- **TEXTO PROPUESTO**:
|---|

Existe la creencia de que para dar clase basta que el docente se pare frente a sus alumnos (presencial o virtualmente) y exponga un tema que será escuchado y luego repetido a viva voz por ellos. Así estudió mi generación (coreando la Real Cédula de 1563) y lo continúa haciendo buena parte del estudiantado. Pero si pensamos que la pedagogía concreta la ilusión de la educación y nos enfocamos en cómo se aprende, quizá podríamos acortar la brecha de conocimiento que separa a Latinoamérica de otras regiones. Según el Banco Mundial, nos tomaría más de 50 años alcanzar el puntaje promedio en lectura o matemáticas de alumnos en países que integran la OCDE.

Aprender implica cambiar. Conocimientos, prácticas, valores, creencias, actitudes y comportamientos pueden sufrir un cambio que, desde la taxonomía de B. Bloom, incluye varios niveles de razonamiento: conocer, comprender, aplicar, analizar, sintetizar y evaluar. Esto no sucede por azar. Es desde la concepción de los alumnos como sujetos que aprenden, y no de objetos en los que se vacían contenidos (por tradición, ideología o teoría predominante), que los docentes estimulamos su curiosidad, detonamos disonancias cognitivas y provocamos su reflexión en la acción para que “adentro nazcan cosas nuevas”, como cantaba Mercedes Sosa.

Para despertar el deseo de saber, el buen pedagogo prepara sus clases desde los dominios cognoscitivo y afectivo, pensando cuidadosamente cómo abordar los contenidos: ¿qué herramienta utilizo para engancharlos?, ¿cómo exploro qué saben y sienten sobre el tema, para que lo vinculen a sus esquemas previos?, ¿cuál método uso para explicarlo?, ¿con qué recursos aseguro que el aprendizaje sea significativo?, ¿cómo evalúo si aprendieron?

|---|

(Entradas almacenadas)
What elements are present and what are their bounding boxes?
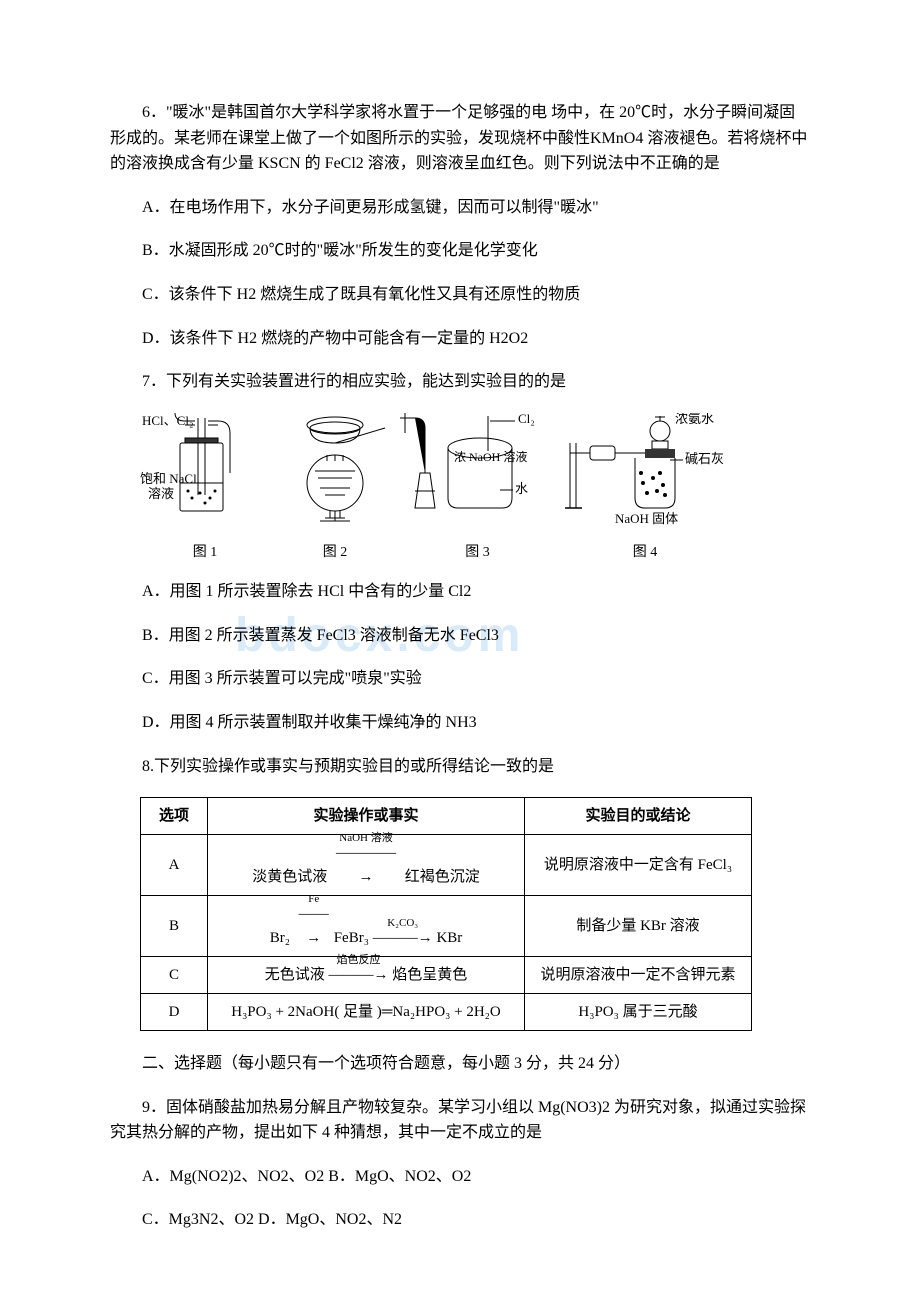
fig4-caption: 图 4	[633, 542, 658, 564]
q8-b-l1: Br₂	[270, 930, 290, 946]
q8-b-t1: Fe	[294, 891, 334, 909]
q9-opt-ab: A．Mg(NO2)2、NO2、O2 B．MgO、NO2、O2	[110, 1164, 810, 1190]
fig4-mid-label: 碱石灰	[685, 451, 724, 466]
q6-stem: 6．"暖冰"是韩国首尔大学科学家将水置于一个足够强的电 场中，在 20℃时，水分…	[110, 100, 810, 177]
figure-3: Cl₂ 浓 NaOH 溶液 水 图 3	[400, 413, 555, 564]
table-row: B Br₂ Fe ——→ FeBr₃ K₂CO₃ ———→ KBr 制备少量 K…	[141, 896, 752, 957]
fig1-liq-l2: 溶液	[148, 486, 174, 501]
q8-d-op: H₃PO₃ + 2NaOH( 足量 )═Na₂HPO₃ + 2H₂O	[208, 994, 525, 1031]
fig1-liq-l1: 饱和 NaCl	[140, 471, 197, 486]
q6-opt-a: A．在电场作用下，水分子间更易形成氢键，因而可以制得"暖冰"	[110, 195, 810, 221]
q8-d-opt: D	[141, 994, 208, 1031]
fig3-gas-label: Cl₂	[518, 413, 535, 426]
section-2-heading: 二、选择题（每小题只有一个选项符合题意，每小题 3 分，共 24 分）	[110, 1051, 810, 1077]
q8-b-m1: FeBr₃	[334, 930, 369, 946]
q8-b-opt: B	[141, 896, 208, 957]
figure-4: 浓氨水 碱石灰 NaOH 固体 图 4	[565, 413, 725, 564]
q7-opt-d: D．用图 4 所示装置制取并收集干燥纯净的 NH3	[110, 710, 810, 736]
fig4-top-label: 浓氨水	[675, 413, 714, 426]
q8-c-right: 焰色呈黄色	[392, 967, 467, 983]
table-row: 选项 实验操作或事实 实验目的或结论	[141, 798, 752, 835]
figure-1: HCl、Cl₂ 饱和 NaCl 溶液 图 1	[140, 413, 270, 564]
q8-table: 选项 实验操作或事实 实验目的或结论 A 淡黄色试液 NaOH 溶液 ————→…	[140, 797, 752, 1031]
q7-figures: HCl、Cl₂ 饱和 NaCl 溶液 图 1 图 2 Cl₂ 浓 NaOH 溶液…	[140, 413, 810, 564]
q7-stem: 7．下列有关实验装置进行的相应实验，能达到实验目的的是	[110, 369, 810, 395]
q8-h0: 选项	[141, 798, 208, 835]
q9-opt-cd: C．Mg3N2、O2 D．MgO、NO2、N2	[110, 1207, 810, 1233]
q7-opt-c: C．用图 3 所示装置可以完成"喷泉"实验	[110, 666, 810, 692]
q8-h1: 实验操作或事实	[208, 798, 525, 835]
figure-2: 图 2	[280, 413, 390, 564]
q8-c-opt: C	[141, 957, 208, 994]
q6-opt-b: B．水凝固形成 20℃时的"暖冰"所发生的变化是化学变化	[110, 238, 810, 264]
table-row: D H₃PO₃ + 2NaOH( 足量 )═Na₂HPO₃ + 2H₂O H₃P…	[141, 994, 752, 1031]
q8-a-op: 淡黄色试液 NaOH 溶液 ————→ 红褐色沉淀	[208, 835, 525, 896]
q8-c-top: 焰色反应	[329, 952, 389, 970]
fig1-in-label: HCl、Cl₂	[142, 413, 194, 428]
q9-stem: 9．固体硝酸盐加热易分解且产物较复杂。某学习小组以 Mg(NO3)2 为研究对象…	[110, 1095, 810, 1146]
table-row: A 淡黄色试液 NaOH 溶液 ————→ 红褐色沉淀 说明原溶液中一定含有 F…	[141, 835, 752, 896]
fig4-bot-label: NaOH 固体	[615, 511, 678, 526]
q8-b-r1: KBr	[436, 930, 462, 946]
q8-a-opt: A	[141, 835, 208, 896]
q7-opt-b: B．用图 2 所示装置蒸发 FeCl3 溶液制备无水 FeCl3	[110, 623, 810, 649]
q8-a-top: NaOH 溶液	[331, 830, 401, 848]
fig2-caption: 图 2	[323, 542, 348, 564]
q8-b-t2: K₂CO₃	[373, 915, 433, 933]
q8-c-left: 无色试液	[265, 967, 325, 983]
q6-opt-d: D．该条件下 H2 燃烧的产物中可能含有一定量的 H2O2	[110, 326, 810, 352]
fig3-bot-label: 水	[515, 481, 528, 496]
fig3-top-label: 浓 NaOH 溶液	[454, 449, 527, 464]
q7-opt-a: A．用图 1 所示装置除去 HCl 中含有的少量 Cl2	[110, 579, 810, 605]
q8-h2: 实验目的或结论	[525, 798, 752, 835]
q8-d-concl: H₃PO₃ 属于三元酸	[525, 994, 752, 1031]
fig3-caption: 图 3	[465, 542, 490, 564]
table-row: C 无色试液 焰色反应 ———→ 焰色呈黄色 说明原溶液中一定不含钾元素	[141, 957, 752, 994]
q8-c-concl: 说明原溶液中一定不含钾元素	[525, 957, 752, 994]
q8-c-op: 无色试液 焰色反应 ———→ 焰色呈黄色	[208, 957, 525, 994]
q8-b-concl: 制备少量 KBr 溶液	[525, 896, 752, 957]
q8-a-left: 淡黄色试液	[252, 869, 327, 885]
q8-a-concl: 说明原溶液中一定含有 FeCl₃	[525, 835, 752, 896]
fig1-caption: 图 1	[193, 542, 218, 564]
q8-stem: 8.下列实验操作或事实与预期实验目的或所得结论一致的是	[110, 754, 810, 780]
q8-a-right: 红褐色沉淀	[405, 869, 480, 885]
q6-opt-c: C．该条件下 H2 燃烧生成了既具有氧化性又具有还原性的物质	[110, 282, 810, 308]
q8-b-op: Br₂ Fe ——→ FeBr₃ K₂CO₃ ———→ KBr	[208, 896, 525, 957]
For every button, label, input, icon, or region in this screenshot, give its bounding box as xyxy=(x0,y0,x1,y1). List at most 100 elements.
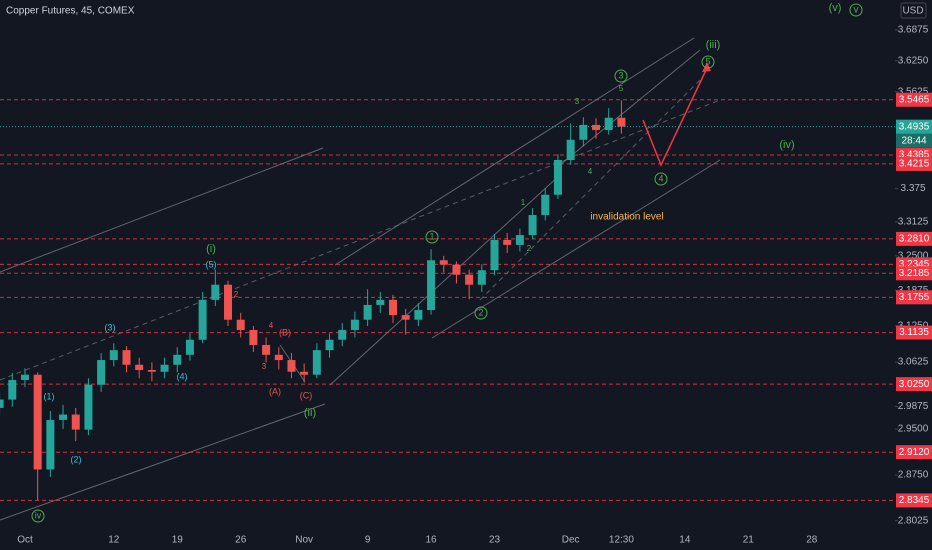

|---|

- **TAREA**:
Indica si cada afirmación concuerda con el texto sobre el aprendizaje; responde sí o no y cita literalmente las palabras del texto que lo deciden.
(a) Según el Banco Mundial, tomaría más de 50 años alcanzar el puntaje promedio en lectura o matemáticas de alumnos en países de la OCDE.
(b) La taxonomía de B. Bloom mencionada incluye cinco niveles de razonamiento.
(c) El cambio que implica aprender sucede por azar.

- **RESPUESTA COMPLETA**:
(a) Sí: «Según el Banco Mundial, nos tomaría más de 50 años alcanzar el puntaje promedio en lectura o matemáticas de alumnos en países que integran la OCDE».
(b) No: «incluye varios niveles de razonamiento: conocer, comprender, aplicar, analizar, sintetizar y evaluar».
(c) No: «Esto no sucede por azar».